Figure content listings
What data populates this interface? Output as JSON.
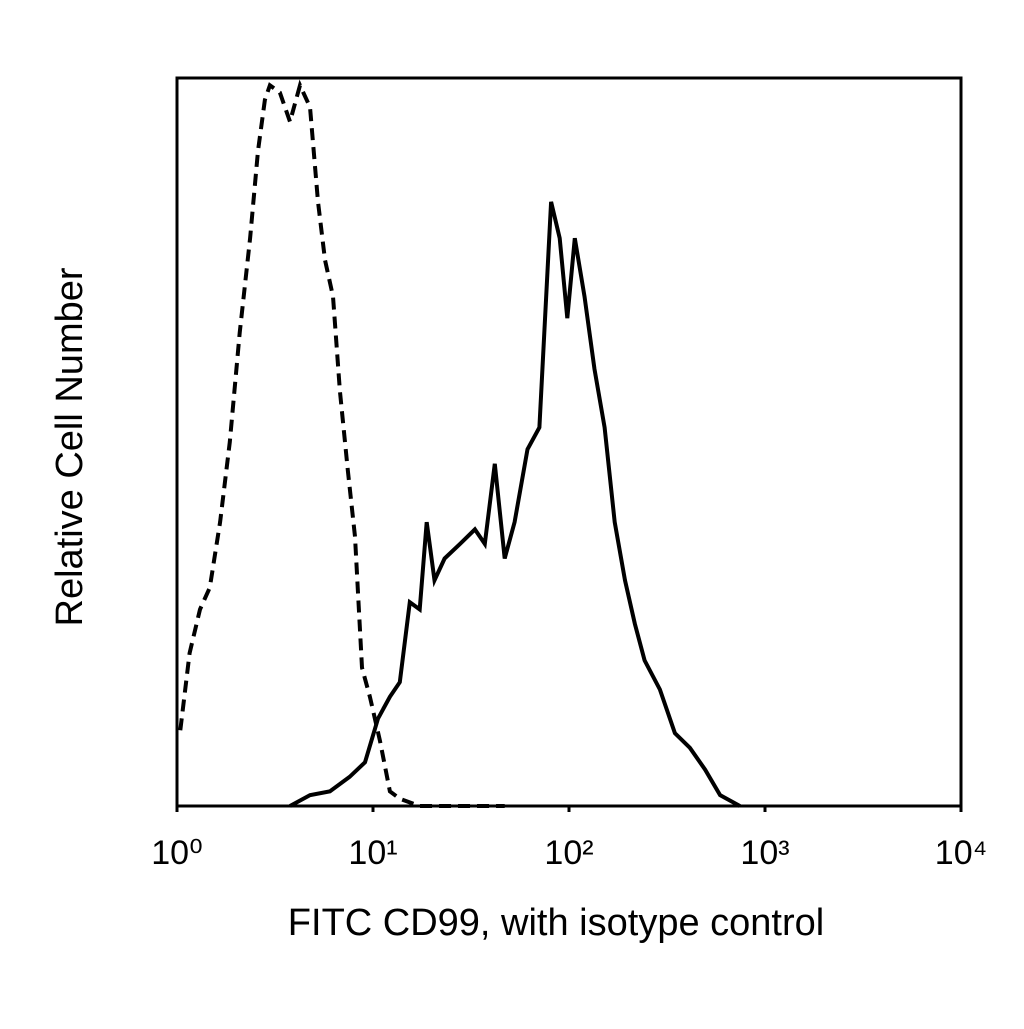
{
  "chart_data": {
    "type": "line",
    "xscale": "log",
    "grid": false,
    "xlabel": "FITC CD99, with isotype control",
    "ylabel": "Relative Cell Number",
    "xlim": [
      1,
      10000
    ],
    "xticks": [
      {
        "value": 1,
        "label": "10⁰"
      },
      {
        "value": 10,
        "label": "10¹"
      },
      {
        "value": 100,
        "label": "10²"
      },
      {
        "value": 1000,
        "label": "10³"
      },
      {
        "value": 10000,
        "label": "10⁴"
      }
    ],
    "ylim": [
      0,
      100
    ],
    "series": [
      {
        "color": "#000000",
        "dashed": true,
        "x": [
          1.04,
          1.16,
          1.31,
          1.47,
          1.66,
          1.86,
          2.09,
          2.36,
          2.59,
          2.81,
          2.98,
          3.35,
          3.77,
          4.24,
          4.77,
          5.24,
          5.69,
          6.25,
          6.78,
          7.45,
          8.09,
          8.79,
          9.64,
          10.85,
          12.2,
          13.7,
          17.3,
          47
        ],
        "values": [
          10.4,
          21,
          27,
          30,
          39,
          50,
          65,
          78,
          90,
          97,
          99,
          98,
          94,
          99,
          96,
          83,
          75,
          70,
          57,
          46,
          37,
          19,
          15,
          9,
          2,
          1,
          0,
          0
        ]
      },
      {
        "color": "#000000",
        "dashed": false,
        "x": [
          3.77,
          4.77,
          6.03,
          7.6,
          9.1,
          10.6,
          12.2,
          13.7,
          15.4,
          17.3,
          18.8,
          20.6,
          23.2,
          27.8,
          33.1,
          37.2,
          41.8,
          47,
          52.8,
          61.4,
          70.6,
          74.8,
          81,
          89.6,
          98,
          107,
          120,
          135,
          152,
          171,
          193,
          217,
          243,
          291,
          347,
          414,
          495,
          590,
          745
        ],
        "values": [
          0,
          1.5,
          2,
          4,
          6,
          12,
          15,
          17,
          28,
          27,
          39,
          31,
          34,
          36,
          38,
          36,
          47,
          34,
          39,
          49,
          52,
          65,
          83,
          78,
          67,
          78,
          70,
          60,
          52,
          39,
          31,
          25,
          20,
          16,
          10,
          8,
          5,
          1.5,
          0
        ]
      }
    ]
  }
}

■ Work to do
Reproduce the data above in full, exactly as it is, with the pictures left out.

■ Task result
What data populates this interface? Output as JSON.
{
  "chart_data": {
    "type": "line",
    "xscale": "log",
    "grid": false,
    "xlabel": "FITC CD99, with isotype control",
    "ylabel": "Relative Cell Number",
    "xlim": [
      1,
      10000
    ],
    "xticks": [
      {
        "value": 1,
        "label": "10⁰"
      },
      {
        "value": 10,
        "label": "10¹"
      },
      {
        "value": 100,
        "label": "10²"
      },
      {
        "value": 1000,
        "label": "10³"
      },
      {
        "value": 10000,
        "label": "10⁴"
      }
    ],
    "ylim": [
      0,
      100
    ],
    "series": [
      {
        "color": "#000000",
        "dashed": true,
        "x": [
          1.04,
          1.16,
          1.31,
          1.47,
          1.66,
          1.86,
          2.09,
          2.36,
          2.59,
          2.81,
          2.98,
          3.35,
          3.77,
          4.24,
          4.77,
          5.24,
          5.69,
          6.25,
          6.78,
          7.45,
          8.09,
          8.79,
          9.64,
          10.85,
          12.2,
          13.7,
          17.3,
          47
        ],
        "values": [
          10.4,
          21,
          27,
          30,
          39,
          50,
          65,
          78,
          90,
          97,
          99,
          98,
          94,
          99,
          96,
          83,
          75,
          70,
          57,
          46,
          37,
          19,
          15,
          9,
          2,
          1,
          0,
          0
        ]
      },
      {
        "color": "#000000",
        "dashed": false,
        "x": [
          3.77,
          4.77,
          6.03,
          7.6,
          9.1,
          10.6,
          12.2,
          13.7,
          15.4,
          17.3,
          18.8,
          20.6,
          23.2,
          27.8,
          33.1,
          37.2,
          41.8,
          47,
          52.8,
          61.4,
          70.6,
          74.8,
          81,
          89.6,
          98,
          107,
          120,
          135,
          152,
          171,
          193,
          217,
          243,
          291,
          347,
          414,
          495,
          590,
          745
        ],
        "values": [
          0,
          1.5,
          2,
          4,
          6,
          12,
          15,
          17,
          28,
          27,
          39,
          31,
          34,
          36,
          38,
          36,
          47,
          34,
          39,
          49,
          52,
          65,
          83,
          78,
          67,
          78,
          70,
          60,
          52,
          39,
          31,
          25,
          20,
          16,
          10,
          8,
          5,
          1.5,
          0
        ]
      }
    ]
  }
}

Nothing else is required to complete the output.